### WHAT IS EXPECTED
From the article on occupational therapy for eating disorders, set down word for word everything from "Mary K. Bailey, OTR, FAOTA" down to "a bulimic patient.".

Occupational Therapy for Patients with Eating Disorders

Mary K. Bailey, OTR, FAOTA
ABSTRACT. The role of the occupational therapist and activity therapy programs for patients with eating disorders is described. Evaluation methods are outlined with specific comments related to their implications for patients with diagnoses of anorexia nervosa and bulimia. Rationale for referral to specific activity therapy services is discussed. Group protocols are included. Two case studies demonstrate the utilization of occupational therapy and other activity therapies with an anorectic patient and a bulimic patient.
The Eating Disorder Program at The Sheppard and Enoch Pratt Hospital consists of six beds housed within a 20-bed adult (ages 18-65), intermediate-care (30-90 days), inpatient hall. All patients including those with eating disorders are provided with activity therapy programming which may include: centralized hospital or hall-based groups and individual counseling to which they are referred for specific treatment objectives, leisure skill development groups which patients select themselves for one-month "courses," and open/optional activities in which patients use facilities (ex: gym, pool, hobbies room) with staff or volunteers who assist their experimentation with new media or provide opportunities to engage in familiar leisure activities.
Referred activity therapy groups are selected by a collaborative effort of the patient and the occupational therapist who functions as the representative or liaison between the hall and the activity therapy department. Selection is based on mutual acknowledgement of problems in areas of work, leisure, self-care, or identification and expression of feelings. Cognitive, motor, and social functioning in the aforementioned areas are evaluated in a variety of ways.

Evaluation Methods

Each patient receives and completes packet of forms. Leisure activities and values are surveyed on self-report forms based on Max Kaplan's theory of need satisfaction through activity participation (Kaplan, 1960; Herbert, 1969; Schwab, 1976). One form poses questions relating to self-perceived need of or value for engagement in leisure pursuits clustered within seven constructs: new and stimulating, familiar and quiet, altruistic, self-improving, externally organized or structured, creative, social. A companion form examines recent history of participation in activities reprsentative of the same seven constructs. Self-perceived strengths and weaknesses in social skills are reported on a self-attitude survey developed by the occupational therapy department at the Dwight David Eisenhower Medical Center at Fort Gordon, Georgia. The leisure and self-attitude surveys are scored numerically by systems developed by their authors. An additional questionnaire requires short narrative statements by the patient in answer to questions regarding stress management and independent living skills: cooking, use of community resources, apartment living, and money management.
All patients participate in a one-hour group session in which they arc asked to complete two tasks. One involves the use of paper, pencil, and ruler. Four verbal directions are given before the patients begin. This is a highly structured individual task. Evaluators score (on a scale of 1 to 5) such factors as memory, distractibility, dexterity, problem-solving ability, mental imagery, ability to parallel or generalize. The last two factors are elicited during a short discussion, and the patients are encouraged to consider their own reaction to the process.

### GIVEN ENTRIES
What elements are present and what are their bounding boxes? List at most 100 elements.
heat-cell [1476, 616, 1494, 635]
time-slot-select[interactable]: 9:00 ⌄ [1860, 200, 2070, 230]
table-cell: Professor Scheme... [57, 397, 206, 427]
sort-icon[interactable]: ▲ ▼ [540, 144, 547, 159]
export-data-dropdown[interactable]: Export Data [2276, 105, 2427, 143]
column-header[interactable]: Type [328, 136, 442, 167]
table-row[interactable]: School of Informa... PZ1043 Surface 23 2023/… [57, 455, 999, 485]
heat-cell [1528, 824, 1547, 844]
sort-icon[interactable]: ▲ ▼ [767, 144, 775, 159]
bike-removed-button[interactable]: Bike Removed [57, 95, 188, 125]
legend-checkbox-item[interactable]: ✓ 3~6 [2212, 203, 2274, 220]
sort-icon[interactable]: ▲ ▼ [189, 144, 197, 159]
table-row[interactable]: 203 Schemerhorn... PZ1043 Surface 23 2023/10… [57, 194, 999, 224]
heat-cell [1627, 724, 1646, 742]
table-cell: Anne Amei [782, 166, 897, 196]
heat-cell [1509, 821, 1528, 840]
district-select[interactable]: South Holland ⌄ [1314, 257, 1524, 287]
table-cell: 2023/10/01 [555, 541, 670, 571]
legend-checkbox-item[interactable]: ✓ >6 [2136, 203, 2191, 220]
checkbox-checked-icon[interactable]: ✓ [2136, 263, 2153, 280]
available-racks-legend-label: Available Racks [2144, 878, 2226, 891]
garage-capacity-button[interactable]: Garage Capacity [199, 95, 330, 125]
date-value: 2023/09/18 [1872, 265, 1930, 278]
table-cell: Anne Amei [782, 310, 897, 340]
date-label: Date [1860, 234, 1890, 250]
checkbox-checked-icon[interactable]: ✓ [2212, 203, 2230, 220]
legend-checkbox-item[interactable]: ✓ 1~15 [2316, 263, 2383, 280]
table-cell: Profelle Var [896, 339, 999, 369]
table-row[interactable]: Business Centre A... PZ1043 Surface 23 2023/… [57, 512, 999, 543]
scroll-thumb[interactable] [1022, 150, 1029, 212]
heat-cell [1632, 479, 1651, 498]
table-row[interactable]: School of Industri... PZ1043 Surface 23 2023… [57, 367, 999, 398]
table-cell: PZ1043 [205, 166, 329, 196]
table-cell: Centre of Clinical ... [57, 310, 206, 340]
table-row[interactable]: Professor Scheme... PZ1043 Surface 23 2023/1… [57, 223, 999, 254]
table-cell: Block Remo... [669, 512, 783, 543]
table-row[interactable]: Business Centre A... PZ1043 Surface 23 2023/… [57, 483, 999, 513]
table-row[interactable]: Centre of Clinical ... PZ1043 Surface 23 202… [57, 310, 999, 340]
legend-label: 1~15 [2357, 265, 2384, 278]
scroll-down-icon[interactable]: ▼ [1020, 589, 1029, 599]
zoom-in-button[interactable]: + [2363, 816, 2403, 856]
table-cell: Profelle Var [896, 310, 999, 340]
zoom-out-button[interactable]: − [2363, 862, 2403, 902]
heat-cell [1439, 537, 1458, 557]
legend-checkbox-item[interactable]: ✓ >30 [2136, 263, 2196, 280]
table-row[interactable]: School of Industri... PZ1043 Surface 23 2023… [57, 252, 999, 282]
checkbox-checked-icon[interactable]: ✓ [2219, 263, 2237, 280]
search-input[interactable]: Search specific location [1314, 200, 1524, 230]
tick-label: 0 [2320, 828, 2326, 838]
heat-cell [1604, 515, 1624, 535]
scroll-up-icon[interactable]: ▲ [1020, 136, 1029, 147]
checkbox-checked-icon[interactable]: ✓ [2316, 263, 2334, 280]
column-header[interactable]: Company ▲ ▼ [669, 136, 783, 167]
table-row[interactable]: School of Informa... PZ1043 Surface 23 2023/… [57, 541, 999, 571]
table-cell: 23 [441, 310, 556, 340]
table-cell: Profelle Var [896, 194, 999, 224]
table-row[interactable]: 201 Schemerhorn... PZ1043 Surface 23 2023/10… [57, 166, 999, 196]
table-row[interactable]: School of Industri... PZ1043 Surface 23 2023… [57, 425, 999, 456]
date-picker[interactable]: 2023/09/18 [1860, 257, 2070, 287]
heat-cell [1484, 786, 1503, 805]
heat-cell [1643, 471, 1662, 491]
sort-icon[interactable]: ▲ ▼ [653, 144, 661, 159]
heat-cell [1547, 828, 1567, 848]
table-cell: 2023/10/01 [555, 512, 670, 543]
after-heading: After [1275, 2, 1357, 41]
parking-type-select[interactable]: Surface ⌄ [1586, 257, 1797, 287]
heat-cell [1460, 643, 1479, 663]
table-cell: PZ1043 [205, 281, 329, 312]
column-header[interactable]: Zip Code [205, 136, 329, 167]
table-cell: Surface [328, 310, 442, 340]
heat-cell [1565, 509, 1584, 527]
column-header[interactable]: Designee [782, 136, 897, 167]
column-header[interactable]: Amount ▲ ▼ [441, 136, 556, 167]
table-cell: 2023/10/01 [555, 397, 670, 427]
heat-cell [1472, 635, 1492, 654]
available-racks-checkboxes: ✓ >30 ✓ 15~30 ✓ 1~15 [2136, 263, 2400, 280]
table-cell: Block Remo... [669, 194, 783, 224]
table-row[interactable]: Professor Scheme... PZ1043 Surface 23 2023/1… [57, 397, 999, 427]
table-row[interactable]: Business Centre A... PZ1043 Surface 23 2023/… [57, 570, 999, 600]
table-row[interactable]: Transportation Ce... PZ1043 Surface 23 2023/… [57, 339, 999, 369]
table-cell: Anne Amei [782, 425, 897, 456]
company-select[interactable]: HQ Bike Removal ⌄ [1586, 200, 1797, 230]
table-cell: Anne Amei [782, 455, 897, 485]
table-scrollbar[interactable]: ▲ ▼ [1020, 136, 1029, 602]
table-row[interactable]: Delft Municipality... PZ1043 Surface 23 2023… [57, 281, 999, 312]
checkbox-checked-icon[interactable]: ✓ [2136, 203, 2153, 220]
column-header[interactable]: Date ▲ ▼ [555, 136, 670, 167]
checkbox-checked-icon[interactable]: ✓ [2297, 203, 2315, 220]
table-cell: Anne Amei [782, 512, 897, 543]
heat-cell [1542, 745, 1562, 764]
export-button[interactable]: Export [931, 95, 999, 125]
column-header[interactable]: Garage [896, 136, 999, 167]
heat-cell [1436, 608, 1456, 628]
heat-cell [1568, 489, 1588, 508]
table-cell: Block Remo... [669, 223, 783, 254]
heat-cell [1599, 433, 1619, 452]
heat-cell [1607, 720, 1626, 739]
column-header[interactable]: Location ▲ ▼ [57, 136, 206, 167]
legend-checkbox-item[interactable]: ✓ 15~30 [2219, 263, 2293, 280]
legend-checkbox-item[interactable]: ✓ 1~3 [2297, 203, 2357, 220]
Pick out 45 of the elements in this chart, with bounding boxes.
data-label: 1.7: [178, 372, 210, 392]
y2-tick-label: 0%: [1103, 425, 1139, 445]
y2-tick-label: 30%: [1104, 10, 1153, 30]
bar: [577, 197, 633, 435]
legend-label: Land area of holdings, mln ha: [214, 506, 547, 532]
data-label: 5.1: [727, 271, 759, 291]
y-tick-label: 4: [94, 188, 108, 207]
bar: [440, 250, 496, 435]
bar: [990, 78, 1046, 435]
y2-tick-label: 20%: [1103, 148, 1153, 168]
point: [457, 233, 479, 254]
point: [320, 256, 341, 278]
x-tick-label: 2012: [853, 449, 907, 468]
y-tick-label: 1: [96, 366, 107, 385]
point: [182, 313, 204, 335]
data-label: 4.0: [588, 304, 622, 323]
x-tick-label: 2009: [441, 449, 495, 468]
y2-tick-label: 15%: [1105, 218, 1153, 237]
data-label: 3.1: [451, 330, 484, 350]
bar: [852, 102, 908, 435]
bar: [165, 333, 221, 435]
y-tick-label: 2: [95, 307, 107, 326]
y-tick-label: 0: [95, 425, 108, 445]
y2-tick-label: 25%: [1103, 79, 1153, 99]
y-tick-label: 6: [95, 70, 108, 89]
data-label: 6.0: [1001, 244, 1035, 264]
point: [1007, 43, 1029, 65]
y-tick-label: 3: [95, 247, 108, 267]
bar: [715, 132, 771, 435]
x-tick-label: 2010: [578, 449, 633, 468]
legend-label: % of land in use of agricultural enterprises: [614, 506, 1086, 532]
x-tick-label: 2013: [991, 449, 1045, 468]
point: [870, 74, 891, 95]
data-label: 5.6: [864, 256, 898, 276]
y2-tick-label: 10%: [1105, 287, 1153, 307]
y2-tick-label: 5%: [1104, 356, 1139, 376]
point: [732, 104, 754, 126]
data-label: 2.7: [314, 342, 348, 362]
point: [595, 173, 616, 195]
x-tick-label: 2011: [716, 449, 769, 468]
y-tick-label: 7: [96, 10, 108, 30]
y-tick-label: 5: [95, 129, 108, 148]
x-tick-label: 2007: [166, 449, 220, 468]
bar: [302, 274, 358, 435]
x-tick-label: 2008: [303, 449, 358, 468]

### RESPONSE BOX
Mary K. Bailey, OTR, FAOTA
ABSTRACT. The role of the occupational therapist and activity therapy programs for patients with eating disorders is described. Evaluation methods are outlined with specific comments related to their implications for patients with diagnoses of anorexia nervosa and bulimia. Rationale for referral to specific activity therapy services is discussed. Group protocols are included. Two case studies demonstrate the utilization of occupational therapy and other activity therapies with an anorectic patient and a bulimic patient.